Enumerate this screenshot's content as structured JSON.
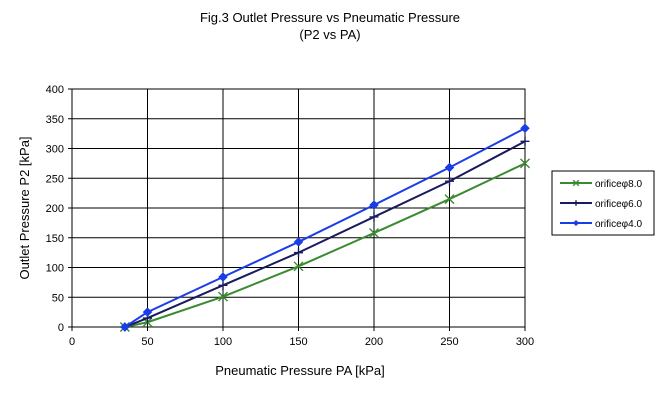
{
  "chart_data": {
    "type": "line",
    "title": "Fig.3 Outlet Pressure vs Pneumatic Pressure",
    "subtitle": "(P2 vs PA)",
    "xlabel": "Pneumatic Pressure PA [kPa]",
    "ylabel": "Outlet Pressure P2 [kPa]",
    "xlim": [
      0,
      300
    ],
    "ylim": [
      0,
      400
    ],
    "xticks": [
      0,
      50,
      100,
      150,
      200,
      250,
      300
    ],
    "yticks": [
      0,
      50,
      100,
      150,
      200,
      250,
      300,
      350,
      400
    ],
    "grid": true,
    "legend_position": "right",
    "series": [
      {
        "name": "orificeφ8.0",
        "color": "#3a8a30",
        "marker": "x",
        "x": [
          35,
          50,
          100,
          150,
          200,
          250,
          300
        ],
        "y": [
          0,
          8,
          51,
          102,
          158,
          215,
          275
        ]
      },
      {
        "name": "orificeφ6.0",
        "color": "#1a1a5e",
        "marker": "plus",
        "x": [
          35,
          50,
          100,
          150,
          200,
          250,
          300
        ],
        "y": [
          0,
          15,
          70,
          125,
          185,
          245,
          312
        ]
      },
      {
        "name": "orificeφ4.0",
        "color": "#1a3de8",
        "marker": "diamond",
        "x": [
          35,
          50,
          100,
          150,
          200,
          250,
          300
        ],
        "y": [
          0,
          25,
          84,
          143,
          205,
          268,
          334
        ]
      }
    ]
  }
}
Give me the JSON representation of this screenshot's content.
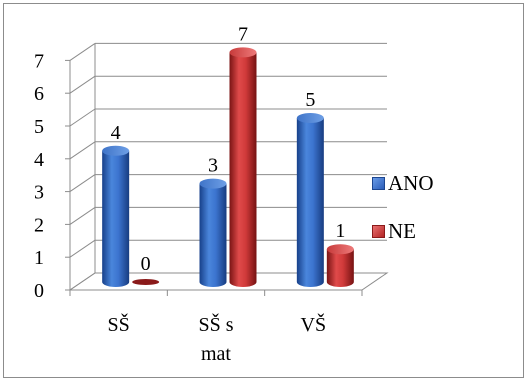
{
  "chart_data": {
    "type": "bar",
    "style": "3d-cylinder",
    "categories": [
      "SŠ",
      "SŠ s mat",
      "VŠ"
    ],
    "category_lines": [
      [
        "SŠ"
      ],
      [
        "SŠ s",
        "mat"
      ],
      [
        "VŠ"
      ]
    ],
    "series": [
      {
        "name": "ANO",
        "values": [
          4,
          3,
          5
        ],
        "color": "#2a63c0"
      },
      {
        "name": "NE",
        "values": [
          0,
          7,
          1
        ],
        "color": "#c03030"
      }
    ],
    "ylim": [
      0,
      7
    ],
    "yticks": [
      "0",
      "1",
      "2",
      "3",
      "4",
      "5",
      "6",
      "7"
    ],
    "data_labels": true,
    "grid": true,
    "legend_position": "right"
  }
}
◆ ◆ ◆ ◆
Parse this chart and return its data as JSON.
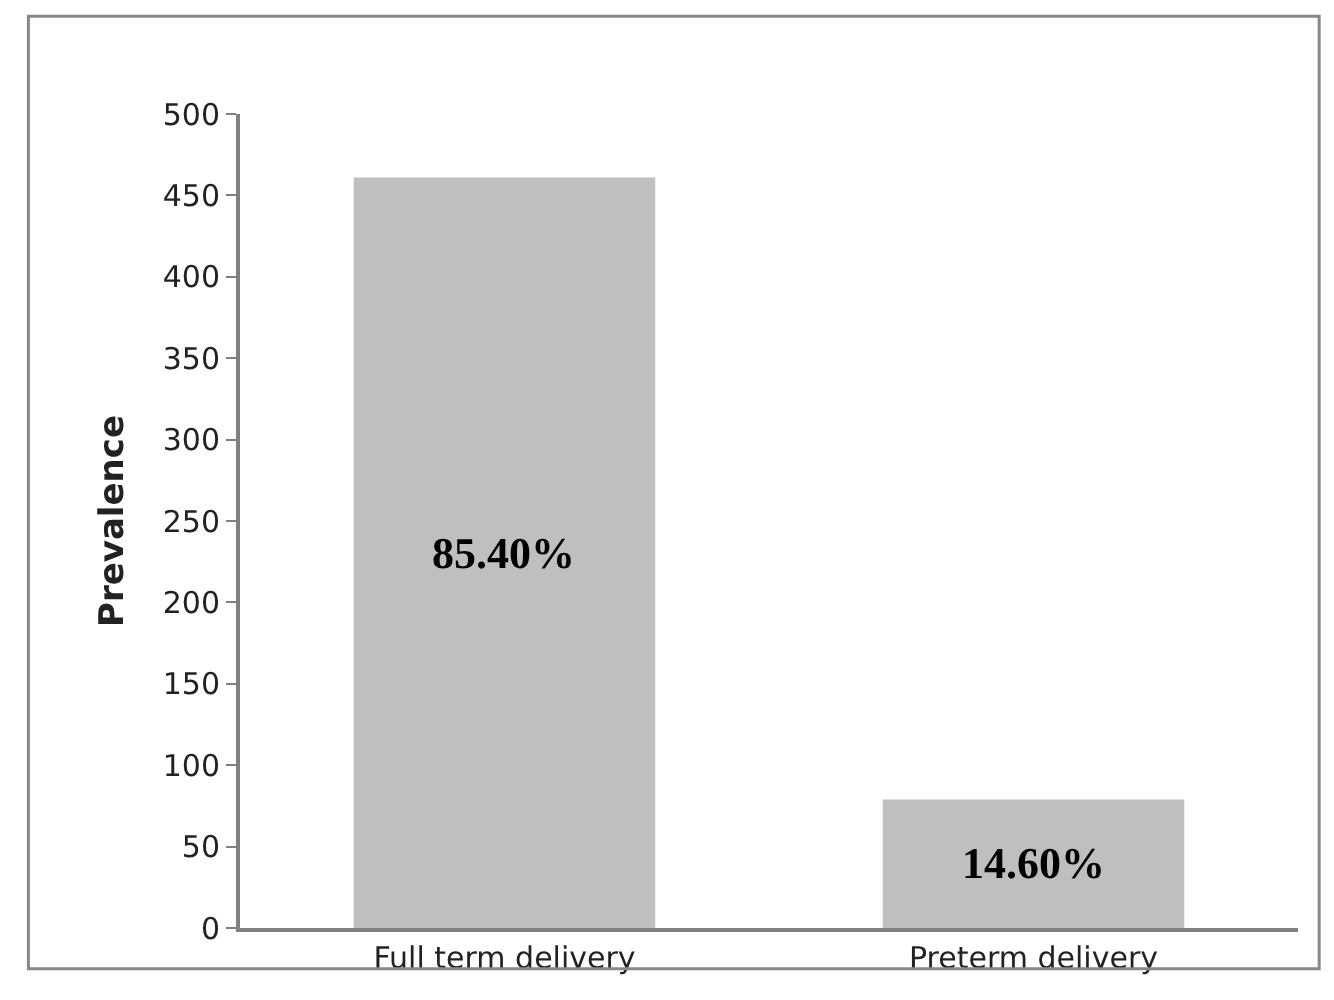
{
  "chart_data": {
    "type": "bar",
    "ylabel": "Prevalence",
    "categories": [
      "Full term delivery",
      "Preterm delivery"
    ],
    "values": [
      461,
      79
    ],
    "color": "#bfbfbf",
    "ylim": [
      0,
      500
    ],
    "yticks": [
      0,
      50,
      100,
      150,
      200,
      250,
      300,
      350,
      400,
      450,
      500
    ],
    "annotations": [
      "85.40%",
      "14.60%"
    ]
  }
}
◆ ◆ ◆ ◆
Exercise description:
Pull out every line holding "Pneumatic" from the records above, and copy it.

Finished task:
    "title": "Fig.3 Outlet Pressure vs Pneumatic Pressure",
    "xlabel": "Pneumatic Pressure PA [kPa]",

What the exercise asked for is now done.